WORK TO BE COMPLETED = Pictures should be excluded; otherwise, copy every entry exactly.

RECORD LIST =
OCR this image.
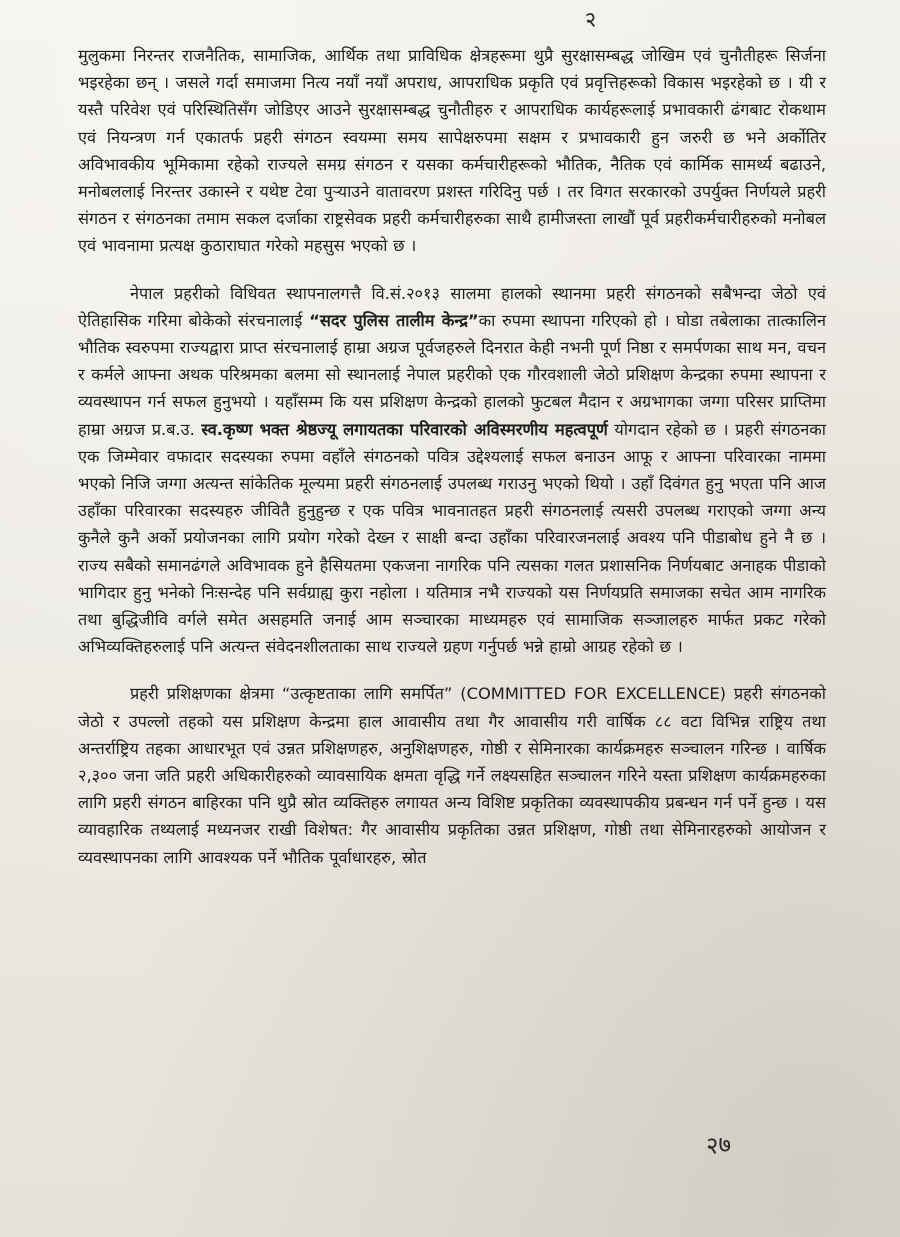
२

मुलुकमा निरन्तर राजनैतिक, सामाजिक, आर्थिक तथा प्राविधिक क्षेत्रहरूमा थुप्रै सुरक्षासम्बद्ध जोखिम एवं चुनौतीहरू सिर्जना भइरहेका छन् । जसले गर्दा समाजमा नित्य नयाँ नयाँ अपराध, आपराधिक प्रकृति एवं प्रवृत्तिहरूको विकास भइरहेको छ । यी र यस्तै परिवेश एवं परिस्थितिसँग जोडिएर आउने सुरक्षासम्बद्ध चुनौतीहरु र आपराधिक कार्यहरूलाई प्रभावकारी ढंगबाट रोकथाम एवं नियन्त्रण गर्न एकातर्फ प्रहरी संगठन स्वयम्मा समय सापेक्षरुपमा सक्षम र प्रभावकारी हुन जरुरी छ भने अर्कोतिर अविभावकीय भूमिकामा रहेको राज्यले समग्र संगठन र यसका कर्मचारीहरूको भौतिक, नैतिक एवं कार्मिक सामर्थ्य बढाउने, मनोबललाई निरन्तर उकास्ने र यथेष्ट टेवा पुर्‍याउने वातावरण प्रशस्त गरिदिनु पर्छ । तर विगत सरकारको उपर्युक्त निर्णयले प्रहरी संगठन र संगठनका तमाम सकल दर्जाका राष्ट्रसेवक प्रहरी कर्मचारीहरुका साथै हामीजस्ता लाखौं पूर्व प्रहरीकर्मचारीहरुको मनोबल एवं भावनामा प्रत्यक्ष कुठाराघात गरेको महसुस भएको छ ।

नेपाल प्रहरीको विधिवत स्थापनालगत्तै वि.सं.२०१३ सालमा हालको स्थानमा प्रहरी संगठनको सबैभन्दा जेठो एवं ऐतिहासिक गरिमा बोकेको संरचनालाई “सदर पुलिस तालीम केन्द्र”का रुपमा स्थापना गरिएको हो । घोडा तबेलाका तात्कालिन भौतिक स्वरुपमा राज्यद्वारा प्राप्त संरचनालाई हाम्रा अग्रज पूर्वजहरुले दिनरात केही नभनी पूर्ण निष्ठा र समर्पणका साथ मन, वचन र कर्मले आफ्ना अथक परिश्रमका बलमा सो स्थानलाई नेपाल प्रहरीको एक गौरवशाली जेठो प्रशिक्षण केन्द्रका रुपमा स्थापना र व्यवस्थापन गर्न सफल हुनुभयो । यहाँसम्म कि यस प्रशिक्षण केन्द्रको हालको फुटबल मैदान र अग्रभागका जग्गा परिसर प्राप्तिमा हाम्रा अग्रज प्र.ब.उ. स्व.कृष्ण भक्त श्रेष्ठज्यू लगायतका परिवारको अविस्मरणीय महत्वपूर्ण योगदान रहेको छ । प्रहरी संगठनका एक जिम्मेवार वफादार सदस्यका रुपमा वहाँले संगठनको पवित्र उद्देश्यलाई सफल बनाउन आफू र आफ्ना परिवारका नाममा भएको निजि जग्गा अत्यन्त सांकेतिक मूल्यमा प्रहरी संगठनलाई उपलब्ध गराउनु भएको थियो । उहाँ दिवंगत हुनु भएता पनि आज उहाँका परिवारका सदस्यहरु जीवितै हुनुहुन्छ र एक पवित्र भावनातहत प्रहरी संगठनलाई त्यसरी उपलब्ध गराएको जग्गा अन्य कुनैले कुनै अर्को प्रयोजनका लागि प्रयोग गरेको देख्न र साक्षी बन्दा उहाँका परिवारजनलाई अवश्य पनि पीडाबोध हुने नै छ । राज्य सबैको समानढंगले अविभावक हुने हैसियतमा एकजना नागरिक पनि त्यसका गलत प्रशासनिक निर्णयबाट अनाहक पीडाको भागिदार हुनु भनेको निःसन्देह पनि सर्वग्राह्य कुरा नहोला । यतिमात्र नभै राज्यको यस निर्णयप्रति समाजका सचेत आम नागरिक तथा बुद्धिजीवि वर्गले समेत असहमति जनाई आम सञ्चारका माध्यमहरु एवं सामाजिक सञ्जालहरु मार्फत प्रकट गरेको अभिव्यक्तिहरुलाई पनि अत्यन्त संवेदनशीलताका साथ राज्यले ग्रहण गर्नुपर्छ भन्ने हाम्रो आग्रह रहेको छ ।

प्रहरी प्रशिक्षणका क्षेत्रमा “उत्कृष्टताका लागि समर्पित” (COMMITTED FOR EXCELLENCE) प्रहरी संगठनको जेठो र उपल्लो तहको यस प्रशिक्षण केन्द्रमा हाल आवासीय तथा गैर आवासीय गरी वार्षिक ८८ वटा विभिन्न राष्ट्रिय तथा अन्तर्राष्ट्रिय तहका आधारभूत एवं उन्नत प्रशिक्षणहरु, अनुशिक्षणहरु, गोष्ठी र सेमिनारका कार्यक्रमहरु सञ्चालन गरिन्छ । वार्षिक २,३०० जना जति प्रहरी अधिकारीहरुको व्यावसायिक क्षमता वृद्धि गर्ने लक्ष्यसहित सञ्चालन गरिने यस्ता प्रशिक्षण कार्यक्रमहरुका लागि प्रहरी संगठन बाहिरका पनि थुप्रै स्रोत व्यक्तिहरु लगायत अन्य विशिष्ट प्रकृतिका व्यवस्थापकीय प्रबन्धन गर्न पर्ने हुन्छ । यस व्यावहारिक तथ्यलाई मध्यनजर राखी विशेषत: गैर आवासीय प्रकृतिका उन्नत प्रशिक्षण, गोष्ठी तथा सेमिनारहरुको आयोजन र व्यवस्थापनका लागि आवश्यक पर्ने भौतिक पूर्वाधारहरु, स्रोत

२७
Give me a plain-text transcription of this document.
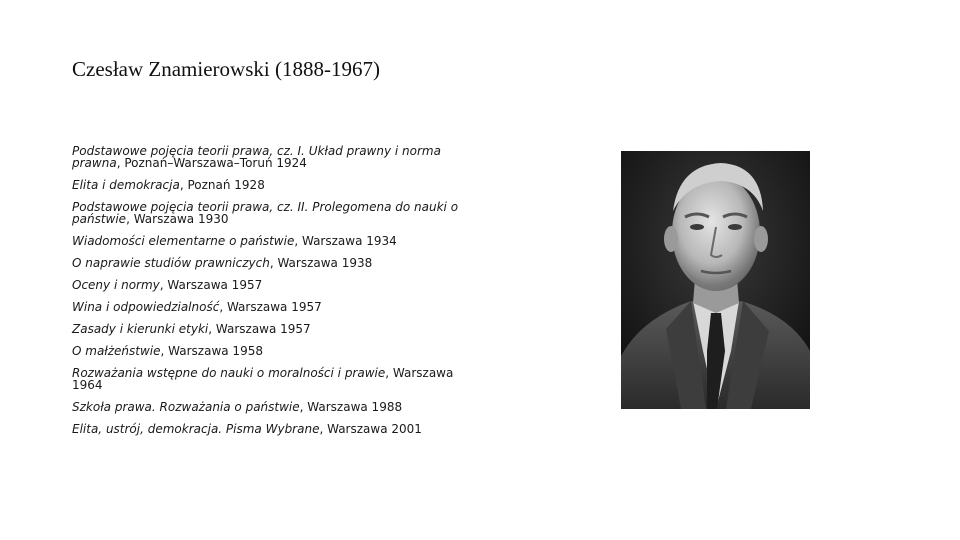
Czesław Znamierowski (1888-1967)
Podstawowe pojęcia teorii prawa, cz. I. Układ prawny i norma prawna, Poznań–Warszawa–Toruń 1924
Elita i demokracja, Poznań 1928
Podstawowe pojęcia teorii prawa, cz. II. Prolegomena do nauki o państwie, Warszawa 1930
Wiadomości elementarne o państwie, Warszawa 1934
O naprawie studiów prawniczych, Warszawa 1938
Oceny i normy, Warszawa 1957
Wina i odpowiedzialność, Warszawa 1957
Zasady i kierunki etyki, Warszawa 1957
O małżeństwie, Warszawa 1958
Rozważania wstępne do nauki o moralności i prawie, Warszawa 1964
Szkoła prawa. Rozważania o państwie, Warszawa 1988
Elita, ustrój, demokracja. Pisma Wybrane, Warszawa 2001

WRITTEN SOLUTION =
OCR this image.
२

मुलुकमा निरन्तर राजनैतिक, सामाजिक, आर्थिक तथा प्राविधिक क्षेत्रहरूमा थुप्रै सुरक्षासम्बद्ध जोखिम एवं चुनौतीहरू सिर्जना भइरहेका छन् । जसले गर्दा समाजमा नित्य नयाँ नयाँ अपराध, आपराधिक प्रकृति एवं प्रवृत्तिहरूको विकास भइरहेको छ । यी र यस्तै परिवेश एवं परिस्थितिसँग जोडिएर आउने सुरक्षासम्बद्ध चुनौतीहरु र आपराधिक कार्यहरूलाई प्रभावकारी ढंगबाट रोकथाम एवं नियन्त्रण गर्न एकातर्फ प्रहरी संगठन स्वयम्मा समय सापेक्षरुपमा सक्षम र प्रभावकारी हुन जरुरी छ भने अर्कोतिर अविभावकीय भूमिकामा रहेको राज्यले समग्र संगठन र यसका कर्मचारीहरूको भौतिक, नैतिक एवं कार्मिक सामर्थ्य बढाउने, मनोबललाई निरन्तर उकास्ने र यथेष्ट टेवा पुर्‍याउने वातावरण प्रशस्त गरिदिनु पर्छ । तर विगत सरकारको उपर्युक्त निर्णयले प्रहरी संगठन र संगठनका तमाम सकल दर्जाका राष्ट्रसेवक प्रहरी कर्मचारीहरुका साथै हामीजस्ता लाखौं पूर्व प्रहरीकर्मचारीहरुको मनोबल एवं भावनामा प्रत्यक्ष कुठाराघात गरेको महसुस भएको छ ।

नेपाल प्रहरीको विधिवत स्थापनालगत्तै वि.सं.२०१३ सालमा हालको स्थानमा प्रहरी संगठनको सबैभन्दा जेठो एवं ऐतिहासिक गरिमा बोकेको संरचनालाई “सदर पुलिस तालीम केन्द्र”का रुपमा स्थापना गरिएको हो । घोडा तबेलाका तात्कालिन भौतिक स्वरुपमा राज्यद्वारा प्राप्त संरचनालाई हाम्रा अग्रज पूर्वजहरुले दिनरात केही नभनी पूर्ण निष्ठा र समर्पणका साथ मन, वचन र कर्मले आफ्ना अथक परिश्रमका बलमा सो स्थानलाई नेपाल प्रहरीको एक गौरवशाली जेठो प्रशिक्षण केन्द्रका रुपमा स्थापना र व्यवस्थापन गर्न सफल हुनुभयो । यहाँसम्म कि यस प्रशिक्षण केन्द्रको हालको फुटबल मैदान र अग्रभागका जग्गा परिसर प्राप्तिमा हाम्रा अग्रज प्र.ब.उ. स्व.कृष्ण भक्त श्रेष्ठज्यू लगायतका परिवारको अविस्मरणीय महत्वपूर्ण योगदान रहेको छ । प्रहरी संगठनका एक जिम्मेवार वफादार सदस्यका रुपमा वहाँले संगठनको पवित्र उद्देश्यलाई सफल बनाउन आफू र आफ्ना परिवारका नाममा भएको निजि जग्गा अत्यन्त सांकेतिक मूल्यमा प्रहरी संगठनलाई उपलब्ध गराउनु भएको थियो । उहाँ दिवंगत हुनु भएता पनि आज उहाँका परिवारका सदस्यहरु जीवितै हुनुहुन्छ र एक पवित्र भावनातहत प्रहरी संगठनलाई त्यसरी उपलब्ध गराएको जग्गा अन्य कुनैले कुनै अर्को प्रयोजनका लागि प्रयोग गरेको देख्न र साक्षी बन्दा उहाँका परिवारजनलाई अवश्य पनि पीडाबोध हुने नै छ । राज्य सबैको समानढंगले अविभावक हुने हैसियतमा एकजना नागरिक पनि त्यसका गलत प्रशासनिक निर्णयबाट अनाहक पीडाको भागिदार हुनु भनेको निःसन्देह पनि सर्वग्राह्य कुरा नहोला । यतिमात्र नभै राज्यको यस निर्णयप्रति समाजका सचेत आम नागरिक तथा बुद्धिजीवि वर्गले समेत असहमति जनाई आम सञ्चारका माध्यमहरु एवं सामाजिक सञ्जालहरु मार्फत प्रकट गरेको अभिव्यक्तिहरुलाई पनि अत्यन्त संवेदनशीलताका साथ राज्यले ग्रहण गर्नुपर्छ भन्ने हाम्रो आग्रह रहेको छ ।

प्रहरी प्रशिक्षणका क्षेत्रमा “उत्कृष्टताका लागि समर्पित” (COMMITTED FOR EXCELLENCE) प्रहरी संगठनको जेठो र उपल्लो तहको यस प्रशिक्षण केन्द्रमा हाल आवासीय तथा गैर आवासीय गरी वार्षिक ८८ वटा विभिन्न राष्ट्रिय तथा अन्तर्राष्ट्रिय तहका आधारभूत एवं उन्नत प्रशिक्षणहरु, अनुशिक्षणहरु, गोष्ठी र सेमिनारका कार्यक्रमहरु सञ्चालन गरिन्छ । वार्षिक २,३०० जना जति प्रहरी अधिकारीहरुको व्यावसायिक क्षमता वृद्धि गर्ने लक्ष्यसहित सञ्चालन गरिने यस्ता प्रशिक्षण कार्यक्रमहरुका लागि प्रहरी संगठन बाहिरका पनि थुप्रै स्रोत व्यक्तिहरु लगायत अन्य विशिष्ट प्रकृतिका व्यवस्थापकीय प्रबन्धन गर्न पर्ने हुन्छ । यस व्यावहारिक तथ्यलाई मध्यनजर राखी विशेषत: गैर आवासीय प्रकृतिका उन्नत प्रशिक्षण, गोष्ठी तथा सेमिनारहरुको आयोजन र व्यवस्थापनका लागि आवश्यक पर्ने भौतिक पूर्वाधारहरु, स्रोत

२७
Give me a plain-text transcription of this document.
Czesław Znamierowski (1888-1967)
Podstawowe pojęcia teorii prawa, cz. I. Układ prawny i norma prawna, Poznań–Warszawa–Toruń 1924
Elita i demokracja, Poznań 1928
Podstawowe pojęcia teorii prawa, cz. II. Prolegomena do nauki o państwie, Warszawa 1930
Wiadomości elementarne o państwie, Warszawa 1934
O naprawie studiów prawniczych, Warszawa 1938
Oceny i normy, Warszawa 1957
Wina i odpowiedzialność, Warszawa 1957
Zasady i kierunki etyki, Warszawa 1957
O małżeństwie, Warszawa 1958
Rozważania wstępne do nauki o moralności i prawie, Warszawa 1964
Szkoła prawa. Rozważania o państwie, Warszawa 1988
Elita, ustrój, demokracja. Pisma Wybrane, Warszawa 2001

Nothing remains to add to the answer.